◆ Goal of the exercise
Gather every line below where "ylabel" appears.

◆ Provided data
<<<<

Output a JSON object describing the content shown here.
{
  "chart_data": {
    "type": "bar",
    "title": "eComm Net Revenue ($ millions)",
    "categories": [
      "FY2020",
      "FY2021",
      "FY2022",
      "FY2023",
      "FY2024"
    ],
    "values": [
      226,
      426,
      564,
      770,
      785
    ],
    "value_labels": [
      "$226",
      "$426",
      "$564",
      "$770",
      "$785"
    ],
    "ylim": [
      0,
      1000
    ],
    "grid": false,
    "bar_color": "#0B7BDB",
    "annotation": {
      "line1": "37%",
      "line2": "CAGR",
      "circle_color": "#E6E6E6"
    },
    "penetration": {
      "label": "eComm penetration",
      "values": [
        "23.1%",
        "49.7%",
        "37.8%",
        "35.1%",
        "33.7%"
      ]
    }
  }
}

>>>>
<<<<

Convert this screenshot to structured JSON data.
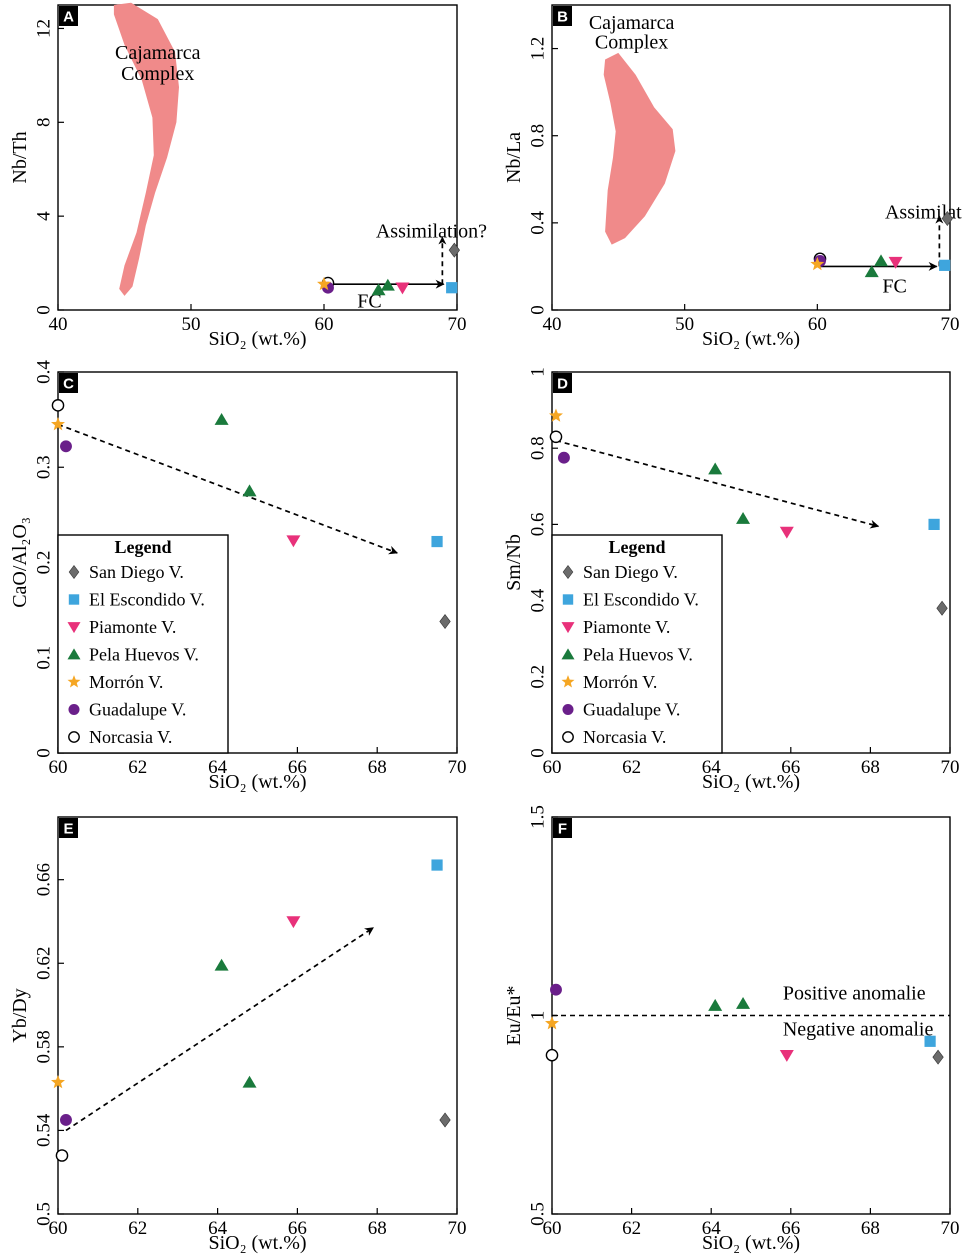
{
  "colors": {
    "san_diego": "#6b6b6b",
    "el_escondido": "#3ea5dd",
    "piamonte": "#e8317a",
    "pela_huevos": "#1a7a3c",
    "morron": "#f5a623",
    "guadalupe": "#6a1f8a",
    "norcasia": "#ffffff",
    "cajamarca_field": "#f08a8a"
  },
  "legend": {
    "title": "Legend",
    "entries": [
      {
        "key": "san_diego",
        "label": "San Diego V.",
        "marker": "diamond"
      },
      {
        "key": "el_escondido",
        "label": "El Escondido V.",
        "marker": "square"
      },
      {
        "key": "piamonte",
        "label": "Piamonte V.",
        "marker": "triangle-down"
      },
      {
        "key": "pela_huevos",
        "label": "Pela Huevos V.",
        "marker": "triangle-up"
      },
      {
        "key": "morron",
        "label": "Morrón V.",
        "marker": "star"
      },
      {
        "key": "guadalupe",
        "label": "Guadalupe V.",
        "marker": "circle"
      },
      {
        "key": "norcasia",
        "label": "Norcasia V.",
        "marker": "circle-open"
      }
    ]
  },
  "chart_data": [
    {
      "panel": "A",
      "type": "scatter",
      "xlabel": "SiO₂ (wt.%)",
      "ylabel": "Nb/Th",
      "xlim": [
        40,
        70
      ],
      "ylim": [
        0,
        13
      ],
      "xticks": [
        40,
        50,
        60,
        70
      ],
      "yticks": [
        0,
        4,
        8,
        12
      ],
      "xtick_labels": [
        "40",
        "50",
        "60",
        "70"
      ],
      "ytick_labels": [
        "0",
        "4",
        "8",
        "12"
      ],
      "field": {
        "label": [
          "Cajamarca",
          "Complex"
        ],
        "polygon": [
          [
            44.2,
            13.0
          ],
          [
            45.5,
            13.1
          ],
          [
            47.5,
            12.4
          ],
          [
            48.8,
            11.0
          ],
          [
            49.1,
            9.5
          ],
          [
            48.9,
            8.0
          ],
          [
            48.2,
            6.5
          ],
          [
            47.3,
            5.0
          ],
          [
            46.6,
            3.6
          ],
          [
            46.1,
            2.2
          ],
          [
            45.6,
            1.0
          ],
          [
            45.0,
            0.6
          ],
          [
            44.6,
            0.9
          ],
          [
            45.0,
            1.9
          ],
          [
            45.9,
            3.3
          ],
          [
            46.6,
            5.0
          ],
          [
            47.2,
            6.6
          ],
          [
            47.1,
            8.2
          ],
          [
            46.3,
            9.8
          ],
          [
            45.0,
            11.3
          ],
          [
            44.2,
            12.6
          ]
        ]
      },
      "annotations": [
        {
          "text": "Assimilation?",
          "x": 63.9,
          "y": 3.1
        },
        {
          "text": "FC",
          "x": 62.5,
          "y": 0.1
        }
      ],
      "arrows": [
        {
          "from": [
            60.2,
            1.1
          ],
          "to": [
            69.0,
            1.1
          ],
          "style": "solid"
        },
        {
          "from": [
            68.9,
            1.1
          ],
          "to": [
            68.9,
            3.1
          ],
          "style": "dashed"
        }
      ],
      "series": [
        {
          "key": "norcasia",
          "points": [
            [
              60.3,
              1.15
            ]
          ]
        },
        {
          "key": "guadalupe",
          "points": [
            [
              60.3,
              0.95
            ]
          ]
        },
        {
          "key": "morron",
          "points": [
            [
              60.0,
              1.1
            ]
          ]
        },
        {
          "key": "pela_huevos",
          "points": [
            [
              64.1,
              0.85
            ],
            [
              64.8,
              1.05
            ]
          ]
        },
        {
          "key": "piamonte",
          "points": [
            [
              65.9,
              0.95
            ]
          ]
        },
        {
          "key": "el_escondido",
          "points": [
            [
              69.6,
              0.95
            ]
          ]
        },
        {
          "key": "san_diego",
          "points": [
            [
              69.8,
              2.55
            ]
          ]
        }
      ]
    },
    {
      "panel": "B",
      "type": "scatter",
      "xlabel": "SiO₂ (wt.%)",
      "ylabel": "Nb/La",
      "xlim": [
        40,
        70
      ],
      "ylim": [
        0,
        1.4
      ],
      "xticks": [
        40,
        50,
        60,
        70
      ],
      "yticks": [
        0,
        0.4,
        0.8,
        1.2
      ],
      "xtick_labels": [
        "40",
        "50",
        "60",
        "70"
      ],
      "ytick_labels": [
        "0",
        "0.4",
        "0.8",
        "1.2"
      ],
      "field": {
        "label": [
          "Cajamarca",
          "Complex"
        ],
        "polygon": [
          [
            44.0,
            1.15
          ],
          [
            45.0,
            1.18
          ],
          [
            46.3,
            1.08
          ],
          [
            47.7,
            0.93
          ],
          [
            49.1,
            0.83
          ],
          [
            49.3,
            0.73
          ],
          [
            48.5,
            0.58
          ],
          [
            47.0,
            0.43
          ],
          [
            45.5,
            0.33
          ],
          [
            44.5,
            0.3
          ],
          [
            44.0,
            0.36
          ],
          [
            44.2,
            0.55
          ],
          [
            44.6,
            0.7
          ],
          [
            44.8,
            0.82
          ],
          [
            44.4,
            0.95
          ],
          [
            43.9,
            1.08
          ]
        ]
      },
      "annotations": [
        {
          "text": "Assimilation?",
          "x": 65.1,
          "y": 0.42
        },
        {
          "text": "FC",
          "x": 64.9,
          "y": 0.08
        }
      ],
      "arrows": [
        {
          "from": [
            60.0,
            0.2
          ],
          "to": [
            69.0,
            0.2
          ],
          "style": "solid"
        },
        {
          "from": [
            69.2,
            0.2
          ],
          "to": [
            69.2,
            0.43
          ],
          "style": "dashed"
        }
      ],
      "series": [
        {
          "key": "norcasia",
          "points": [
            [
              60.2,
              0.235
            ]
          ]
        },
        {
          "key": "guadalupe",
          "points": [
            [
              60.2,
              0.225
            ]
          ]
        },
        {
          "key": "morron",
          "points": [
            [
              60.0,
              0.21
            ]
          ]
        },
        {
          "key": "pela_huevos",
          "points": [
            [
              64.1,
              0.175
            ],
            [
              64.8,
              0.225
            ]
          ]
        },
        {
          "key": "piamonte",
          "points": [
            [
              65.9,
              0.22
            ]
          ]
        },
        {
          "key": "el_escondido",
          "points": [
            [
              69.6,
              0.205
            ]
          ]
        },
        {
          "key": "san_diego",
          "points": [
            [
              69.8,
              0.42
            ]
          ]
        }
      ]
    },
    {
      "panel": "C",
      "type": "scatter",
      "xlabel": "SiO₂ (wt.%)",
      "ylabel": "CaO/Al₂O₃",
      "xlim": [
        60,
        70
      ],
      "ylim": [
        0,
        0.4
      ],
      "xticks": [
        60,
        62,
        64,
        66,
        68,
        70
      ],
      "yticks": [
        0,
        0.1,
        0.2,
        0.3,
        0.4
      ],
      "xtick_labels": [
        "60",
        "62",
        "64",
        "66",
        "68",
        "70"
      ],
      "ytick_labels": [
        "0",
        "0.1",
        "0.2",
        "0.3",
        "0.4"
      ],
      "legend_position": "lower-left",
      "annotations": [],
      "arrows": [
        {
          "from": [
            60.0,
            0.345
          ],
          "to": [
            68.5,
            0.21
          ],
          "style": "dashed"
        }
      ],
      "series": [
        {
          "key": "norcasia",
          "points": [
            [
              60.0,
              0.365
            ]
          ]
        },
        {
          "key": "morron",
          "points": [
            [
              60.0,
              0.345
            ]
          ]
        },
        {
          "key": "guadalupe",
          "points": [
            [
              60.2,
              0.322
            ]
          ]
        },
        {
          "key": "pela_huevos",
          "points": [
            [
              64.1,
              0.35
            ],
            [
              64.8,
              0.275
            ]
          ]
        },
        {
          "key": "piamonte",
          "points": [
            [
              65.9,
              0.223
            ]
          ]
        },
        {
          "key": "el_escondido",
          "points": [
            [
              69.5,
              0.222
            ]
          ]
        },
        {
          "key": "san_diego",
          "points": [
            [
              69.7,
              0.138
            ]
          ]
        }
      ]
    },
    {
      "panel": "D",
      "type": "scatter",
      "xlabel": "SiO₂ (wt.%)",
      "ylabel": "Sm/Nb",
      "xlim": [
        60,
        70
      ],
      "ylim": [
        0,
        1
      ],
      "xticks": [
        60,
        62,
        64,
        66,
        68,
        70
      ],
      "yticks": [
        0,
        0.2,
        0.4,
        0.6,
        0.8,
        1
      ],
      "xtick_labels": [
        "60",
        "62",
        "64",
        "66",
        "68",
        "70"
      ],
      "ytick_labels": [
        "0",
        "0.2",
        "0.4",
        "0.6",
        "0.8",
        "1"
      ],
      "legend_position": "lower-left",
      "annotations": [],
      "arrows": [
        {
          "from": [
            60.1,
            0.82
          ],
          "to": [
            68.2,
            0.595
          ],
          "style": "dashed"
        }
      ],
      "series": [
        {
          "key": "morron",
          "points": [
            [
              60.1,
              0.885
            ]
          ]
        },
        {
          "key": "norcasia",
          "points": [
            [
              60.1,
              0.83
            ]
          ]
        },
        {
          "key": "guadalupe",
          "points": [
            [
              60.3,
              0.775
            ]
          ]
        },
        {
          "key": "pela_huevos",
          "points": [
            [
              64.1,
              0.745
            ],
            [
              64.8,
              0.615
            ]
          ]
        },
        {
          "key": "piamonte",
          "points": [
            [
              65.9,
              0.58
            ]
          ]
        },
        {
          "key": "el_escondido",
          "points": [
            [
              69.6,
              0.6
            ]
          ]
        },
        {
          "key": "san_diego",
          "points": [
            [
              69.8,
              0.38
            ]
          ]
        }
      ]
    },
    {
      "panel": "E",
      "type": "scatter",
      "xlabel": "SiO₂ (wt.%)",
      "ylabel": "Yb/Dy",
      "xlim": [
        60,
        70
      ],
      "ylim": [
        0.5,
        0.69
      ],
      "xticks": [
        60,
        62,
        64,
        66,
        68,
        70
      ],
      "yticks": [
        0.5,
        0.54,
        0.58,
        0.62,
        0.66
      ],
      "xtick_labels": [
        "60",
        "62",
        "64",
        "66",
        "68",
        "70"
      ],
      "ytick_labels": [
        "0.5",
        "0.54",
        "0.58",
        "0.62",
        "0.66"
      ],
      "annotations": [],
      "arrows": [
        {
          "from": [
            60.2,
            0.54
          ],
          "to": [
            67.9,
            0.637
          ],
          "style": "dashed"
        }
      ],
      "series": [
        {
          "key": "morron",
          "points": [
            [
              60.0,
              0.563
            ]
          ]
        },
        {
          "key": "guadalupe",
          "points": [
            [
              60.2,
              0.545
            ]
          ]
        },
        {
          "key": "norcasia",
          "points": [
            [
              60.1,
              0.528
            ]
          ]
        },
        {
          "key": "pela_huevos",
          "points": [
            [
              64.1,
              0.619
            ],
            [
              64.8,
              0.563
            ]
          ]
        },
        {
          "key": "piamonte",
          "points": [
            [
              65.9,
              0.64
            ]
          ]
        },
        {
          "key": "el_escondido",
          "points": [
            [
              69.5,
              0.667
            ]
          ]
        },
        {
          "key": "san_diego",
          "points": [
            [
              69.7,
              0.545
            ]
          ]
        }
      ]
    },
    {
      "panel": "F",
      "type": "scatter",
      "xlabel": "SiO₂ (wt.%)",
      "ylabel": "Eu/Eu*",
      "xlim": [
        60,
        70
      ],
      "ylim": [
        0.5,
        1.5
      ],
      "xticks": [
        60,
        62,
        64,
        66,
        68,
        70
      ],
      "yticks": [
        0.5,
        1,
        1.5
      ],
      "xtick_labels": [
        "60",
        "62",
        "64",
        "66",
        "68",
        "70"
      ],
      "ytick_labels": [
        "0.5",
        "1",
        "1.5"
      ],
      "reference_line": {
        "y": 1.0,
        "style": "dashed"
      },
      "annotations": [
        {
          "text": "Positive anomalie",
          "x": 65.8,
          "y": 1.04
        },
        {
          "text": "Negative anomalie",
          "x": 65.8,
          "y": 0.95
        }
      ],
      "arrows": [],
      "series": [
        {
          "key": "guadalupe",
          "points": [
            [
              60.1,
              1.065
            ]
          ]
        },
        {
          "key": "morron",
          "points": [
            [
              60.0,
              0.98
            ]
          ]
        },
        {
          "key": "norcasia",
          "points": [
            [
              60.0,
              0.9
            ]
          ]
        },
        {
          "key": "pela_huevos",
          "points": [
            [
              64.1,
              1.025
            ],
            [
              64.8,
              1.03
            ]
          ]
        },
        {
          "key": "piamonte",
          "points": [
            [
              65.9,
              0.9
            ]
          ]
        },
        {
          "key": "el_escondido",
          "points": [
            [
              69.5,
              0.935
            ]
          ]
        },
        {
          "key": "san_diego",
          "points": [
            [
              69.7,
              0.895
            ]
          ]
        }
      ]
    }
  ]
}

>>>>

◆ Expected answer
      "ylabel": "Nb/Th",
      "ylabel": "Nb/La",
      "ylabel": "CaO/Al₂O₃",
      "ylabel": "Sm/Nb",
      "ylabel": "Yb/Dy",
      "ylabel": "Eu/Eu*",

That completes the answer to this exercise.